[Extracts from a graphics dataset]
- - - - - - -

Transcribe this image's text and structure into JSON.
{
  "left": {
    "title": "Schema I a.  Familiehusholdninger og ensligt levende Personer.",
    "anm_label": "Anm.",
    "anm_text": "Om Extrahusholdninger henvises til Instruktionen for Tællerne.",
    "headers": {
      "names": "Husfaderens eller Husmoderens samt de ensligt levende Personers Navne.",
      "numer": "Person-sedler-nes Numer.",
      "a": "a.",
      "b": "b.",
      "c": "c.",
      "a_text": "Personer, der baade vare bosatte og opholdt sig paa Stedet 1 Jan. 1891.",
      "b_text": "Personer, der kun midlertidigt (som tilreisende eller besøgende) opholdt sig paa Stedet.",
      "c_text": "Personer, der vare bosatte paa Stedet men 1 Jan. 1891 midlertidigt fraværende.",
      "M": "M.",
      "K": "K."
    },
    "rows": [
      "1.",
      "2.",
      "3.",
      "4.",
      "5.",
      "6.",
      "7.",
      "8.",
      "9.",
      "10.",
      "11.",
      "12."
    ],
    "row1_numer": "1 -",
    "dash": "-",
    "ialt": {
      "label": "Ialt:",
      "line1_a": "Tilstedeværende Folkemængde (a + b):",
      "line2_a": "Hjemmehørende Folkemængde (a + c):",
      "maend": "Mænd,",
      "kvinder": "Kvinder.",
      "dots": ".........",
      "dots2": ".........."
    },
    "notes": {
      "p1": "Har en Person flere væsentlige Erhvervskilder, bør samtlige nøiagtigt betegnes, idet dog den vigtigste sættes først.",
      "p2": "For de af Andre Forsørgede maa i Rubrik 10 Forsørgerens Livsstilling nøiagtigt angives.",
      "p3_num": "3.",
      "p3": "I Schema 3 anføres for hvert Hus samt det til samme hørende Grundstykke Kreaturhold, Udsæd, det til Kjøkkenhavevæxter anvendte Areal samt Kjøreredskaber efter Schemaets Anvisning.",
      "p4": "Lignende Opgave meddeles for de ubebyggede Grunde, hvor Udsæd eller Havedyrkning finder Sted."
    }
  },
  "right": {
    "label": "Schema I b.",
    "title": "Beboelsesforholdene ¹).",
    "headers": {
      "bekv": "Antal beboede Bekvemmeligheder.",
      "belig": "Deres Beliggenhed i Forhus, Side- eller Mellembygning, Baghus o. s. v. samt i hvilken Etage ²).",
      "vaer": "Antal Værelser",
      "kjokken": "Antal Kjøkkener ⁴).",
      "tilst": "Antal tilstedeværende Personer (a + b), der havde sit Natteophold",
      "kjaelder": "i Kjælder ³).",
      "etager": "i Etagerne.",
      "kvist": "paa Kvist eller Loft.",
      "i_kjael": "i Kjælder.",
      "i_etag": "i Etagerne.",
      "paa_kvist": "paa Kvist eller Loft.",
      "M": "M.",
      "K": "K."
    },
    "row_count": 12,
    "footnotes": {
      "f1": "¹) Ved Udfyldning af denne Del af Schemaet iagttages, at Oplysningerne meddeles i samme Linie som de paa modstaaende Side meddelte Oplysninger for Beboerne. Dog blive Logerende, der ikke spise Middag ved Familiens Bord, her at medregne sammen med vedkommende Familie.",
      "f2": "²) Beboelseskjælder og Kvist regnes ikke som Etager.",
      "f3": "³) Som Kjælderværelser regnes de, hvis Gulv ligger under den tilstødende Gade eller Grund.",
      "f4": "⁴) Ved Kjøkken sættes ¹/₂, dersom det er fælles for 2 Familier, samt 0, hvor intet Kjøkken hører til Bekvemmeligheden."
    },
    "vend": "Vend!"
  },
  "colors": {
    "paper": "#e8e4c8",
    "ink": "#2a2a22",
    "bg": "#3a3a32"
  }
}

- - - - - - -

→ Problem to work on
In the records above, how many lines include "Antal"? Give that number and nothing more.

→ Solution to the problem
4